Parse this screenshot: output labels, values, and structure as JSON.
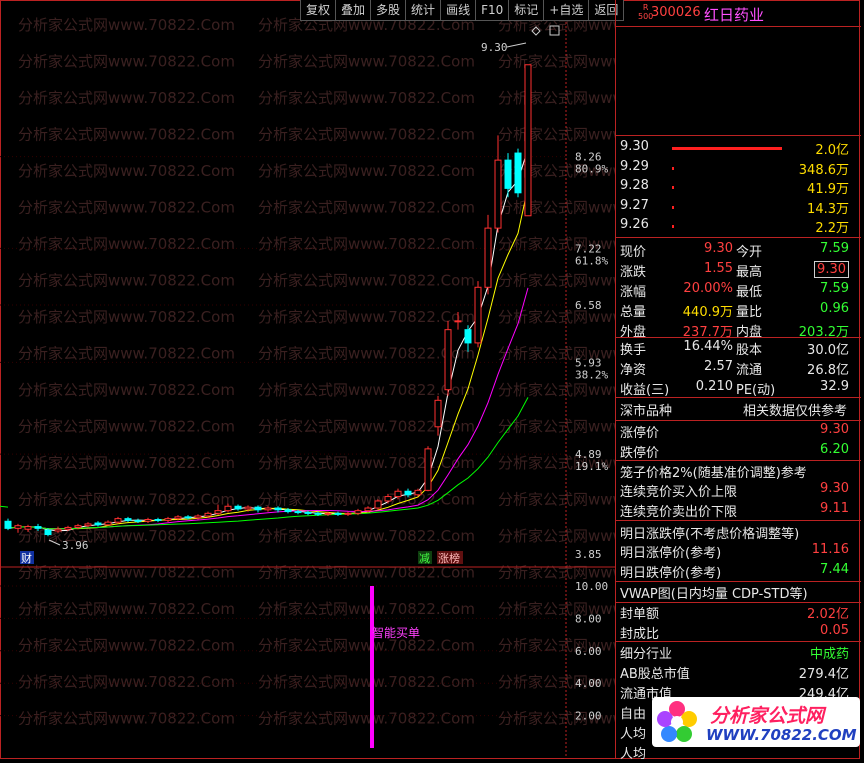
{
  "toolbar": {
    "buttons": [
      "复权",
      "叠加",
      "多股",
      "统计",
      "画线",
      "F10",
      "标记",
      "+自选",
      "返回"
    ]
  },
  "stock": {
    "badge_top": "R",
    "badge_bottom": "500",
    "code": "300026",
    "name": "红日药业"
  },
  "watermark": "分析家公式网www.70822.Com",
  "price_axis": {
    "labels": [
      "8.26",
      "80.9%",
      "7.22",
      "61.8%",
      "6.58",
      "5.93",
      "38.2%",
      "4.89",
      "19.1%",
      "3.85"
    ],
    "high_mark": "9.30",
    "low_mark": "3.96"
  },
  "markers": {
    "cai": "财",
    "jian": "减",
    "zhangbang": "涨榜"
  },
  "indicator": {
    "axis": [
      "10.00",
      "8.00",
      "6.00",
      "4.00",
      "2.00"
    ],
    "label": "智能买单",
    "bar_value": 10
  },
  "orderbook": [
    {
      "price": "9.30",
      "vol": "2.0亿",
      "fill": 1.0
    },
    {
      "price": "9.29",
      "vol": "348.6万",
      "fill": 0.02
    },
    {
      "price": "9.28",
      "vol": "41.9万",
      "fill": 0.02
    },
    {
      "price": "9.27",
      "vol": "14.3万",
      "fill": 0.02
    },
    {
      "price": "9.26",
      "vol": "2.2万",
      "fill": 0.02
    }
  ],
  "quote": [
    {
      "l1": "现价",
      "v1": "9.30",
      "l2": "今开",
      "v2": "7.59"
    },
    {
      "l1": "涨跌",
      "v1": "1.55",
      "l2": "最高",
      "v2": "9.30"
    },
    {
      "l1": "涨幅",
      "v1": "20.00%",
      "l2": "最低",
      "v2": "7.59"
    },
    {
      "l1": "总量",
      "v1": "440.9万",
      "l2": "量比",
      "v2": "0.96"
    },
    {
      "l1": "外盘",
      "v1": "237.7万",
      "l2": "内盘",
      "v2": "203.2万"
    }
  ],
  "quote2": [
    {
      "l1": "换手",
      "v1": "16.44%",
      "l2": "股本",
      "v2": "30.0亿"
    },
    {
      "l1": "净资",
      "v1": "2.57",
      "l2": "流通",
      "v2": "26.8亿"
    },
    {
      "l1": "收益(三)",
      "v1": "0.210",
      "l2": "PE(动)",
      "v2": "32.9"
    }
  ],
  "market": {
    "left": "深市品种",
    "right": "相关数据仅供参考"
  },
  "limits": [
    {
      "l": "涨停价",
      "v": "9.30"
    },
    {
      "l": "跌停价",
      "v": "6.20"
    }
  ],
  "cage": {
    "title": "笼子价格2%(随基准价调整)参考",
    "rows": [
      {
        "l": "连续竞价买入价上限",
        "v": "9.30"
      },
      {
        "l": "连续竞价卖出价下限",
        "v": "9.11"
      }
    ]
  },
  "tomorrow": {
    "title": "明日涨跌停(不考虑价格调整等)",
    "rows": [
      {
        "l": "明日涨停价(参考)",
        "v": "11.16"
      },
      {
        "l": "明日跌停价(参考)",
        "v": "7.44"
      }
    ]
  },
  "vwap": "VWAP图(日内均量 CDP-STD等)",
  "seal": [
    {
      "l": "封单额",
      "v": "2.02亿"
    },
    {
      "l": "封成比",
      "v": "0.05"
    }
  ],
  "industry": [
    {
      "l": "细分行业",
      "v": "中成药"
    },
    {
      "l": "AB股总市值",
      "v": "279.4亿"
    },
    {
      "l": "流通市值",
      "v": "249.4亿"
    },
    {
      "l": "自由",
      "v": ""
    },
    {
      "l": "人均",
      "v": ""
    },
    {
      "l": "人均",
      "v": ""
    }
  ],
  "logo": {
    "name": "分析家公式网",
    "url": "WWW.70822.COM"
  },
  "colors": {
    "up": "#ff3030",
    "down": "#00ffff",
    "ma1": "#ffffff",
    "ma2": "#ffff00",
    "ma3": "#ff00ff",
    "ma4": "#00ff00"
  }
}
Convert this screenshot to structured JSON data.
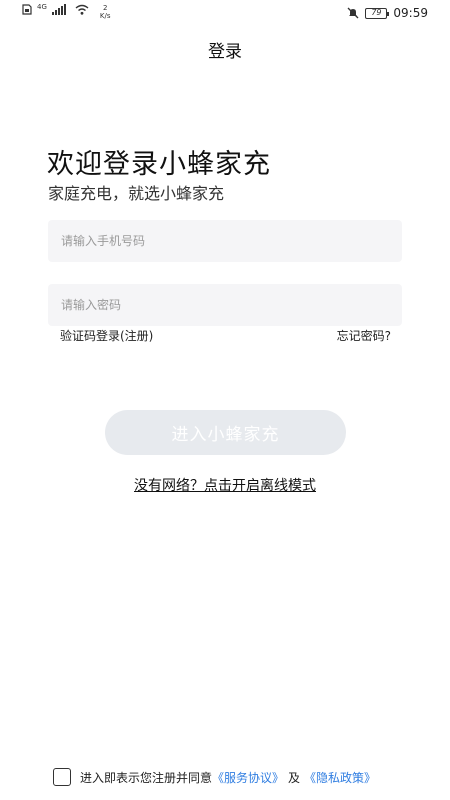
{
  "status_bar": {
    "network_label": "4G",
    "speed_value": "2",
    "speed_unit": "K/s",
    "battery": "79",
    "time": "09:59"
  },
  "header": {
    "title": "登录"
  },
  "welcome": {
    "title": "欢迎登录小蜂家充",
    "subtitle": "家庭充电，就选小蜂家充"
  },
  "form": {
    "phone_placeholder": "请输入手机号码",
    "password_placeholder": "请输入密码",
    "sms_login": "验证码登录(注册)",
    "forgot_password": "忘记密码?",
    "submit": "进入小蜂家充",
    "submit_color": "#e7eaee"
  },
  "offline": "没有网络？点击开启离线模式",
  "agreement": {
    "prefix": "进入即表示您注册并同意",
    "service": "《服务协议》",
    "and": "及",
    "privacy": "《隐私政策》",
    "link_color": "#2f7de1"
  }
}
+---+
◆ **Directions**
Without the pictures, reproduce every line of the records above exactly.

◆ **Task response**
Parse this screenshot: output labels, values, and structure as JSON.
{
  "toolbar": {
    "buttons": [
      "复权",
      "叠加",
      "多股",
      "统计",
      "画线",
      "F10",
      "标记",
      "+自选",
      "返回"
    ]
  },
  "stock": {
    "badge_top": "R",
    "badge_bottom": "500",
    "code": "300026",
    "name": "红日药业"
  },
  "watermark": "分析家公式网www.70822.Com",
  "price_axis": {
    "labels": [
      "8.26",
      "80.9%",
      "7.22",
      "61.8%",
      "6.58",
      "5.93",
      "38.2%",
      "4.89",
      "19.1%",
      "3.85"
    ],
    "high_mark": "9.30",
    "low_mark": "3.96"
  },
  "markers": {
    "cai": "财",
    "jian": "减",
    "zhangbang": "涨榜"
  },
  "indicator": {
    "axis": [
      "10.00",
      "8.00",
      "6.00",
      "4.00",
      "2.00"
    ],
    "label": "智能买单",
    "bar_value": 10
  },
  "orderbook": [
    {
      "price": "9.30",
      "vol": "2.0亿",
      "fill": 1.0
    },
    {
      "price": "9.29",
      "vol": "348.6万",
      "fill": 0.02
    },
    {
      "price": "9.28",
      "vol": "41.9万",
      "fill": 0.02
    },
    {
      "price": "9.27",
      "vol": "14.3万",
      "fill": 0.02
    },
    {
      "price": "9.26",
      "vol": "2.2万",
      "fill": 0.02
    }
  ],
  "quote": [
    {
      "l1": "现价",
      "v1": "9.30",
      "l2": "今开",
      "v2": "7.59"
    },
    {
      "l1": "涨跌",
      "v1": "1.55",
      "l2": "最高",
      "v2": "9.30"
    },
    {
      "l1": "涨幅",
      "v1": "20.00%",
      "l2": "最低",
      "v2": "7.59"
    },
    {
      "l1": "总量",
      "v1": "440.9万",
      "l2": "量比",
      "v2": "0.96"
    },
    {
      "l1": "外盘",
      "v1": "237.7万",
      "l2": "内盘",
      "v2": "203.2万"
    }
  ],
  "quote2": [
    {
      "l1": "换手",
      "v1": "16.44%",
      "l2": "股本",
      "v2": "30.0亿"
    },
    {
      "l1": "净资",
      "v1": "2.57",
      "l2": "流通",
      "v2": "26.8亿"
    },
    {
      "l1": "收益(三)",
      "v1": "0.210",
      "l2": "PE(动)",
      "v2": "32.9"
    }
  ],
  "market": {
    "left": "深市品种",
    "right": "相关数据仅供参考"
  },
  "limits": [
    {
      "l": "涨停价",
      "v": "9.30"
    },
    {
      "l": "跌停价",
      "v": "6.20"
    }
  ],
  "cage": {
    "title": "笼子价格2%(随基准价调整)参考",
    "rows": [
      {
        "l": "连续竞价买入价上限",
        "v": "9.30"
      },
      {
        "l": "连续竞价卖出价下限",
        "v": "9.11"
      }
    ]
  },
  "tomorrow": {
    "title": "明日涨跌停(不考虑价格调整等)",
    "rows": [
      {
        "l": "明日涨停价(参考)",
        "v": "11.16"
      },
      {
        "l": "明日跌停价(参考)",
        "v": "7.44"
      }
    ]
  },
  "vwap": "VWAP图(日内均量 CDP-STD等)",
  "seal": [
    {
      "l": "封单额",
      "v": "2.02亿"
    },
    {
      "l": "封成比",
      "v": "0.05"
    }
  ],
  "industry": [
    {
      "l": "细分行业",
      "v": "中成药"
    },
    {
      "l": "AB股总市值",
      "v": "279.4亿"
    },
    {
      "l": "流通市值",
      "v": "249.4亿"
    },
    {
      "l": "自由",
      "v": ""
    },
    {
      "l": "人均",
      "v": ""
    },
    {
      "l": "人均",
      "v": ""
    }
  ],
  "logo": {
    "name": "分析家公式网",
    "url": "WWW.70822.COM"
  },
  "colors": {
    "up": "#ff3030",
    "down": "#00ffff",
    "ma1": "#ffffff",
    "ma2": "#ffff00",
    "ma3": "#ff00ff",
    "ma4": "#00ff00"
  }
}
Convert this screenshot to structured JSON data.
{
  "status_bar": {
    "network_label": "4G",
    "speed_value": "2",
    "speed_unit": "K/s",
    "battery": "79",
    "time": "09:59"
  },
  "header": {
    "title": "登录"
  },
  "welcome": {
    "title": "欢迎登录小蜂家充",
    "subtitle": "家庭充电，就选小蜂家充"
  },
  "form": {
    "phone_placeholder": "请输入手机号码",
    "password_placeholder": "请输入密码",
    "sms_login": "验证码登录(注册)",
    "forgot_password": "忘记密码?",
    "submit": "进入小蜂家充",
    "submit_color": "#e7eaee"
  },
  "offline": "没有网络？点击开启离线模式",
  "agreement": {
    "prefix": "进入即表示您注册并同意",
    "service": "《服务协议》",
    "and": "及",
    "privacy": "《隐私政策》",
    "link_color": "#2f7de1"
  }
}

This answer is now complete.